• [Exercise task] Without the images, write out all of the following entries exactly.

══ Material provided ══

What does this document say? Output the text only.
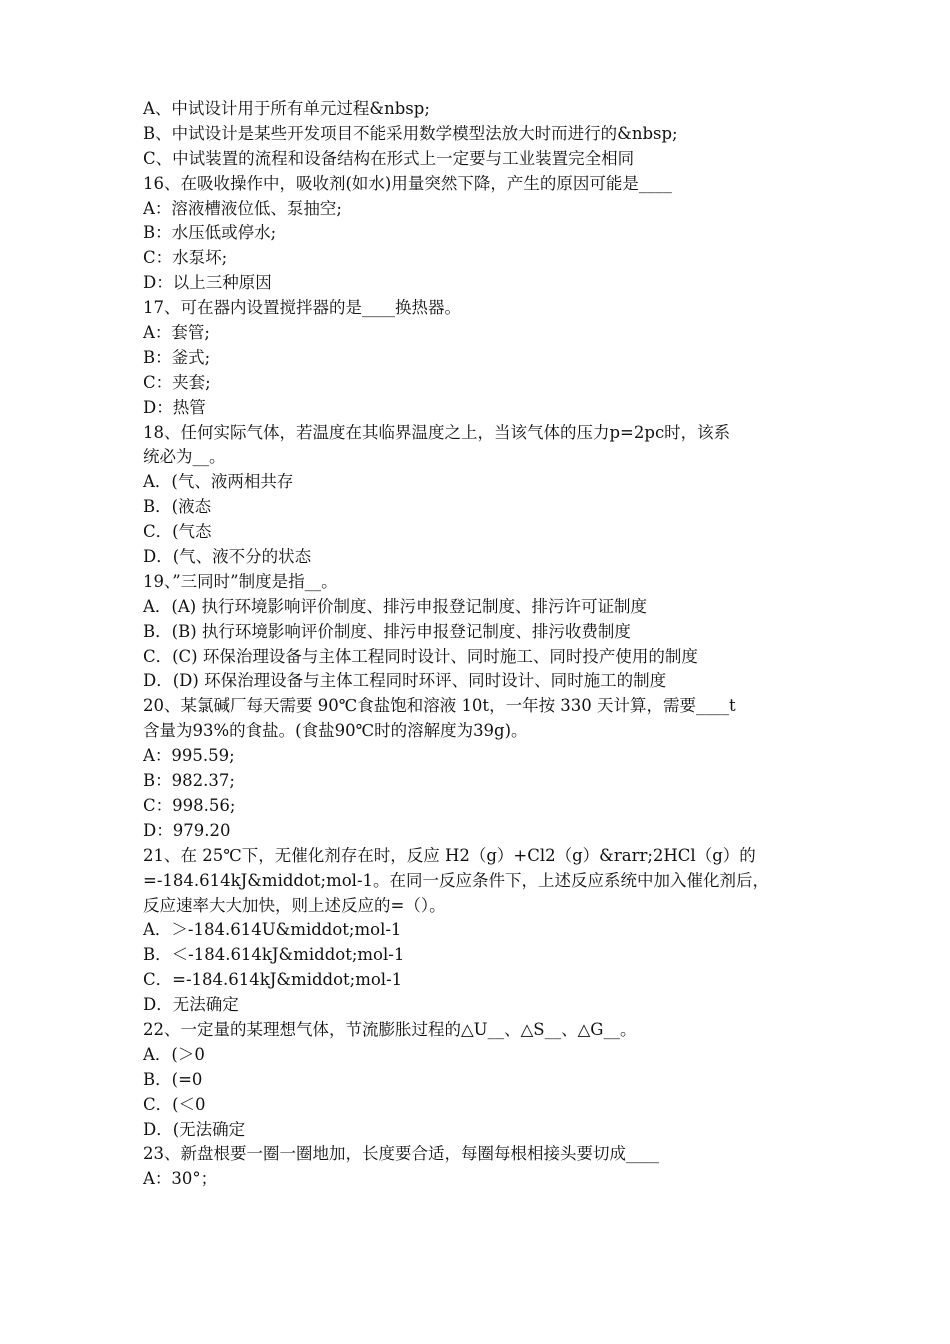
A、中试设计用于所有单元过程&nbsp;
B、中试设计是某些开发项目不能采用数学模型法放大时而进行的&nbsp;
C、中试装置的流程和设备结构在形式上一定要与工业装置完全相同
16、在吸收操作中，吸收剂(如水)用量突然下降，产生的原因可能是____
A：溶液槽液位低、泵抽空;
B：水压低或停水;
C：水泵坏;
D：以上三种原因
17、可在器内设置搅拌器的是____换热器。
A：套管;
B：釜式;
C：夹套;
D：热管
18、任何实际气体，若温度在其临界温度之上，当该气体的压力p=2pc时，该系
统必为__。
A．(气、液两相共存
B．(液态
C．(气态
D．(气、液不分的状态
19、”三同时”制度是指__。
A．(A) 执行环境影响评价制度、排污申报登记制度、排污许可证制度
B．(B) 执行环境影响评价制度、排污申报登记制度、排污收费制度
C．(C) 环保治理设备与主体工程同时设计、同时施工、同时投产使用的制度
D．(D) 环保治理设备与主体工程同时环评、同时设计、同时施工的制度
20、某氯碱厂每天需要 90℃食盐饱和溶液 10t，一年按 330 天计算，需要____t
含量为93%的食盐。(食盐90℃时的溶解度为39g)。
A：995.59;
B：982.37;
C：998.56;
D：979.20
21、在 25℃下，无催化剂存在时，反应 H2（g）+Cl2（g）&rarr;2HCl（g）的
=-184.614kJ&middot;mol-1。在同一反应条件下，上述反应系统中加入催化剂后，
反应速率大大加快，则上述反应的=（）。
A．＞-184.614U&middot;mol-1
B．＜-184.614kJ&middot;mol-1
C．=-184.614kJ&middot;mol-1
D．无法确定
22、一定量的某理想气体，节流膨胀过程的△U__、△S__、△G__。
A．(＞0
B．(=0
C．(＜0
D．(无法确定
23、新盘根要一圈一圈地加，长度要合适，每圈每根相接头要切成____
A：30°；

═══

• [Written answer]
What does this document say? Output the text only.
A、中试设计用于所有单元过程&nbsp;
B、中试设计是某些开发项目不能采用数学模型法放大时而进行的&nbsp;
C、中试装置的流程和设备结构在形式上一定要与工业装置完全相同
16、在吸收操作中，吸收剂(如水)用量突然下降，产生的原因可能是____
A：溶液槽液位低、泵抽空;
B：水压低或停水;
C：水泵坏;
D：以上三种原因
17、可在器内设置搅拌器的是____换热器。
A：套管;
B：釜式;
C：夹套;
D：热管
18、任何实际气体，若温度在其临界温度之上，当该气体的压力p=2pc时，该系
统必为__。
A．(气、液两相共存
B．(液态
C．(气态
D．(气、液不分的状态
19、”三同时”制度是指__。
A．(A) 执行环境影响评价制度、排污申报登记制度、排污许可证制度
B．(B) 执行环境影响评价制度、排污申报登记制度、排污收费制度
C．(C) 环保治理设备与主体工程同时设计、同时施工、同时投产使用的制度
D．(D) 环保治理设备与主体工程同时环评、同时设计、同时施工的制度
20、某氯碱厂每天需要 90℃食盐饱和溶液 10t，一年按 330 天计算，需要____t
含量为93%的食盐。(食盐90℃时的溶解度为39g)。
A：995.59;
B：982.37;
C：998.56;
D：979.20
21、在 25℃下，无催化剂存在时，反应 H2（g）+Cl2（g）&rarr;2HCl（g）的
=-184.614kJ&middot;mol-1。在同一反应条件下，上述反应系统中加入催化剂后，
反应速率大大加快，则上述反应的=（）。
A．＞-184.614U&middot;mol-1
B．＜-184.614kJ&middot;mol-1
C．=-184.614kJ&middot;mol-1
D．无法确定
22、一定量的某理想气体，节流膨胀过程的△U__、△S__、△G__。
A．(＞0
B．(=0
C．(＜0
D．(无法确定
23、新盘根要一圈一圈地加，长度要合适，每圈每根相接头要切成____
A：30°；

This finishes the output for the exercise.